Dataset records
## begin

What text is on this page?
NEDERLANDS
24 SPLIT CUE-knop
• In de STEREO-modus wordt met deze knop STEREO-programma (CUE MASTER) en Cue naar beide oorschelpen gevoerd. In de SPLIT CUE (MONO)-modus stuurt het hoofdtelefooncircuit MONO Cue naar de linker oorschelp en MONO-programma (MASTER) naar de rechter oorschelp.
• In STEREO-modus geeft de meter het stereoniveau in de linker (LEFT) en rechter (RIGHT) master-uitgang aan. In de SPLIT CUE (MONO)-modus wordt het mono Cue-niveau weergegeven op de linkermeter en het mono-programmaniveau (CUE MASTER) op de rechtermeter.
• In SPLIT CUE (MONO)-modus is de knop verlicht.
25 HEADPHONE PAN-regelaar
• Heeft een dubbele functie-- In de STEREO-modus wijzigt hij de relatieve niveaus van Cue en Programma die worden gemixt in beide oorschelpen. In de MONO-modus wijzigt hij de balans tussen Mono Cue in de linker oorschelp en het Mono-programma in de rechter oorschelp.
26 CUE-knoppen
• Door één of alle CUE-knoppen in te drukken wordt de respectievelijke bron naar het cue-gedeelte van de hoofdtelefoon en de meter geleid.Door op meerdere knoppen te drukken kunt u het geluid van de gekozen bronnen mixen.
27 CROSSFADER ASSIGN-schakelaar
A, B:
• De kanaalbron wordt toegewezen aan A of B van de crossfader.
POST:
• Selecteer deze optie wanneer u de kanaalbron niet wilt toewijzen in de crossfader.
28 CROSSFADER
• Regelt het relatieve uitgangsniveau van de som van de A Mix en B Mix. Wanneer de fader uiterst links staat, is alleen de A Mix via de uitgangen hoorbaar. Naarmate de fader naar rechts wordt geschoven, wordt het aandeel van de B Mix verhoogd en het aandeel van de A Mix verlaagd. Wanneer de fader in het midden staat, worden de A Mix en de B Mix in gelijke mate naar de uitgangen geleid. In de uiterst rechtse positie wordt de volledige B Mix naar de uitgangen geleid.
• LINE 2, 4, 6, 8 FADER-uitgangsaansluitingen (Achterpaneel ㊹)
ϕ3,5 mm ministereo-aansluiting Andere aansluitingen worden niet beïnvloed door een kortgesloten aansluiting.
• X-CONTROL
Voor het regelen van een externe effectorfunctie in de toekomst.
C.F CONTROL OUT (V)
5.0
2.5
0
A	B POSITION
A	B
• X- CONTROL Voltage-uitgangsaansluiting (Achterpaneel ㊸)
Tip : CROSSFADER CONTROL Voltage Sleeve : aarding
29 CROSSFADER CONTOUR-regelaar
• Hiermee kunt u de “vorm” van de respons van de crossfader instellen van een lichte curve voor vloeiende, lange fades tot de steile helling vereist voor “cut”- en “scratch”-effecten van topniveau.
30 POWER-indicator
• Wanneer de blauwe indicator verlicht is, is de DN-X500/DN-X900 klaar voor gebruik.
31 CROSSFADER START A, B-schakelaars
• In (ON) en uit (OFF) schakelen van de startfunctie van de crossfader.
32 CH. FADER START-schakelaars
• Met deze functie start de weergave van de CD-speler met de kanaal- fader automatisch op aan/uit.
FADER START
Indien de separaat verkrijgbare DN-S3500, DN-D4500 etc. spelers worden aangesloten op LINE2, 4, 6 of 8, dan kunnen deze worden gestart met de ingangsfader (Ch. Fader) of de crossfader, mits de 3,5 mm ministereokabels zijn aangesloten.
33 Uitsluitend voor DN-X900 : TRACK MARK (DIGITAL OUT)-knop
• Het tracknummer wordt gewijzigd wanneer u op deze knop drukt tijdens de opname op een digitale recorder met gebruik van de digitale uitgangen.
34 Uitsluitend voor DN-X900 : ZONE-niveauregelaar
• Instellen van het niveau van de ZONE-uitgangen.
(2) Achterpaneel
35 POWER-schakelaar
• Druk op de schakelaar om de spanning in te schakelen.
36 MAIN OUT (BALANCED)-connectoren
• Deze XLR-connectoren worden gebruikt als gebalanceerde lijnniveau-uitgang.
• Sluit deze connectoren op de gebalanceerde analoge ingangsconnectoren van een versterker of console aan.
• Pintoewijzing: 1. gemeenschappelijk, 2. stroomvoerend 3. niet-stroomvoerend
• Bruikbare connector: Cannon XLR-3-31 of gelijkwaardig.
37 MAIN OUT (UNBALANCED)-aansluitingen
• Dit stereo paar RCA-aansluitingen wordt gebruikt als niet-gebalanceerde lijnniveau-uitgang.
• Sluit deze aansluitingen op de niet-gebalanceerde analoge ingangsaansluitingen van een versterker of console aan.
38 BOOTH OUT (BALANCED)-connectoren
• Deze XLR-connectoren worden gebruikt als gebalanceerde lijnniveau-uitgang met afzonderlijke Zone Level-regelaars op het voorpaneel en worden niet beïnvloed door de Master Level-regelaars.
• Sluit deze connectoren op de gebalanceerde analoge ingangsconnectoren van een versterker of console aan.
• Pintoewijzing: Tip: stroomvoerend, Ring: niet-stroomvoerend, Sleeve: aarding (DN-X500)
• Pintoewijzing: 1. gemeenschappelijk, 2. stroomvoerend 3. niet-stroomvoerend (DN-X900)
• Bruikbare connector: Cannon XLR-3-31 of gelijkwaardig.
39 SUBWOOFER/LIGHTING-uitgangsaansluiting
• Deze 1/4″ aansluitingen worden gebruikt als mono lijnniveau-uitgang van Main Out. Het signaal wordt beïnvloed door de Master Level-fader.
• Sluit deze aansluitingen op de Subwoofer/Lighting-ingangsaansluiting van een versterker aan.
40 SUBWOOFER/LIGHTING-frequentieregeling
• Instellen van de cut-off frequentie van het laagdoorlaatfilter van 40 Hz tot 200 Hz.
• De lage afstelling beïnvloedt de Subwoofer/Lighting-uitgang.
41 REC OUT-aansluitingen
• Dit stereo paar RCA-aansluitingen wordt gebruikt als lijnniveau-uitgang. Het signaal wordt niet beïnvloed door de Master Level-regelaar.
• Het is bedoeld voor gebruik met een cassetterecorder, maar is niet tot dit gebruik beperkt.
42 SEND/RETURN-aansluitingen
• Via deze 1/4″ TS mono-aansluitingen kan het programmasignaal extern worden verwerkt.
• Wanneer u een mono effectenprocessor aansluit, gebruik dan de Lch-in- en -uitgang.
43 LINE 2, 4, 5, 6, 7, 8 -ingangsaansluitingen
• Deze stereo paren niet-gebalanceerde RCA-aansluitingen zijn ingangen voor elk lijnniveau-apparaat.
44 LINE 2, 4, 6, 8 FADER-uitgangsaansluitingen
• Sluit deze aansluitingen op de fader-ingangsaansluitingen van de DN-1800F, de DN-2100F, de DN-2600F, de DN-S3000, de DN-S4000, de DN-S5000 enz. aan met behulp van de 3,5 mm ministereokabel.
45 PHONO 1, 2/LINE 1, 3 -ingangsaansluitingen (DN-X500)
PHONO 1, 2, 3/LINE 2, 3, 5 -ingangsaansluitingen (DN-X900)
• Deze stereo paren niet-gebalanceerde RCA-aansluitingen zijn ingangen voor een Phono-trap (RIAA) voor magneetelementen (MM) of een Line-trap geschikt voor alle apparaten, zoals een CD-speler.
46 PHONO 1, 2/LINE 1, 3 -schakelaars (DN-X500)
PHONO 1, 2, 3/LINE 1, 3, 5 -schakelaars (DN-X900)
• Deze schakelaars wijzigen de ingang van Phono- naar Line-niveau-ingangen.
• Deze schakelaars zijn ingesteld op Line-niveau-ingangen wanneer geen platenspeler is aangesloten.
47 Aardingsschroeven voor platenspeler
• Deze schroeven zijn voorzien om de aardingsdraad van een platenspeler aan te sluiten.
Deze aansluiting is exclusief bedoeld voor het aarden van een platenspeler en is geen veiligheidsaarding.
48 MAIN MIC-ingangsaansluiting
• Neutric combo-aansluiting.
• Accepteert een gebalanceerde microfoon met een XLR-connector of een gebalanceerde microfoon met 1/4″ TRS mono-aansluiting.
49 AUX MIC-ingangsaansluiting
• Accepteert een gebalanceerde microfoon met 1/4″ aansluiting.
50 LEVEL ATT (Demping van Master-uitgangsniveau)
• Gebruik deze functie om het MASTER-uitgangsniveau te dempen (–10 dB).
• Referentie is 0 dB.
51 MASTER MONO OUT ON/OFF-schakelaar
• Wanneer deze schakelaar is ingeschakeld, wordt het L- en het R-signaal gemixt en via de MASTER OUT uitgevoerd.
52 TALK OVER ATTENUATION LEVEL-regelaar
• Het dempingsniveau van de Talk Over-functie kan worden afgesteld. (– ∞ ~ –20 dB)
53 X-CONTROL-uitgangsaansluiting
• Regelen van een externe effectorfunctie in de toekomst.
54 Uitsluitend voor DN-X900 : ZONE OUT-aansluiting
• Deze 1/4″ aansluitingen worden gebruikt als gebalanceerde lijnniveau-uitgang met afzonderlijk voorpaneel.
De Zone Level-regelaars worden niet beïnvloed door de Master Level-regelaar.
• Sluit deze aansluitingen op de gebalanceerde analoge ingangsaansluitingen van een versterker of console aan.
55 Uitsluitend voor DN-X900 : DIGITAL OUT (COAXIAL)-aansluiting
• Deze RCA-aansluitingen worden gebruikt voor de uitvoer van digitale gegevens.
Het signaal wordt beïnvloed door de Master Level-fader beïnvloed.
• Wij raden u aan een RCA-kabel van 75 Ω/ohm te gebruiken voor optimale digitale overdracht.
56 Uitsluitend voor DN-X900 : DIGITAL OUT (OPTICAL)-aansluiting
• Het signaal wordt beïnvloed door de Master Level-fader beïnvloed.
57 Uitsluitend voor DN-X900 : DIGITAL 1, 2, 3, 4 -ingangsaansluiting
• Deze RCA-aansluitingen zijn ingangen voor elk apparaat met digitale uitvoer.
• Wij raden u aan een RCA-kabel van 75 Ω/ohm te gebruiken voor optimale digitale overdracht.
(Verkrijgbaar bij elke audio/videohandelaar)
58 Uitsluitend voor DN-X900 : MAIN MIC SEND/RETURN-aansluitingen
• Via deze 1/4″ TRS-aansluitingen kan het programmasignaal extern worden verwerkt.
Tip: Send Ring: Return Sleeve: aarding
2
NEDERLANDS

## end

Work instructions. Copy every line in the records above that contains the word "naar".

Solved exercise.
• In de STEREO-modus wordt met deze knop STEREO-programma (CUE MASTER) en Cue naar beide oorschelpen gevoerd. In de SPLIT CUE (MONO)-modus stuurt het hoofdtelefooncircuit MONO Cue naar de linker oorschelp en MONO-programma (MASTER) naar de rechter oorschelp.
• Door één of alle CUE-knoppen in te drukken wordt de respectievelijke bron naar het cue-gedeelte van de hoofdtelefoon en de meter geleid.Door op meerdere knoppen te drukken kunt u het geluid van de gekozen bronnen mixen.
• Regelt het relatieve uitgangsniveau van de som van de A Mix en B Mix. Wanneer de fader uiterst links staat, is alleen de A Mix via de uitgangen hoorbaar. Naarmate de fader naar rechts wordt geschoven, wordt het aandeel van de B Mix verhoogd en het aandeel van de A Mix verlaagd. Wanneer de fader in het midden staat, worden de A Mix en de B Mix in gelijke mate naar de uitgangen geleid. In de uiterst rechtse positie wordt de volledige B Mix naar de uitgangen geleid.
• Deze schakelaars wijzigen de ingang van Phono- naar Line-niveau-ingangen.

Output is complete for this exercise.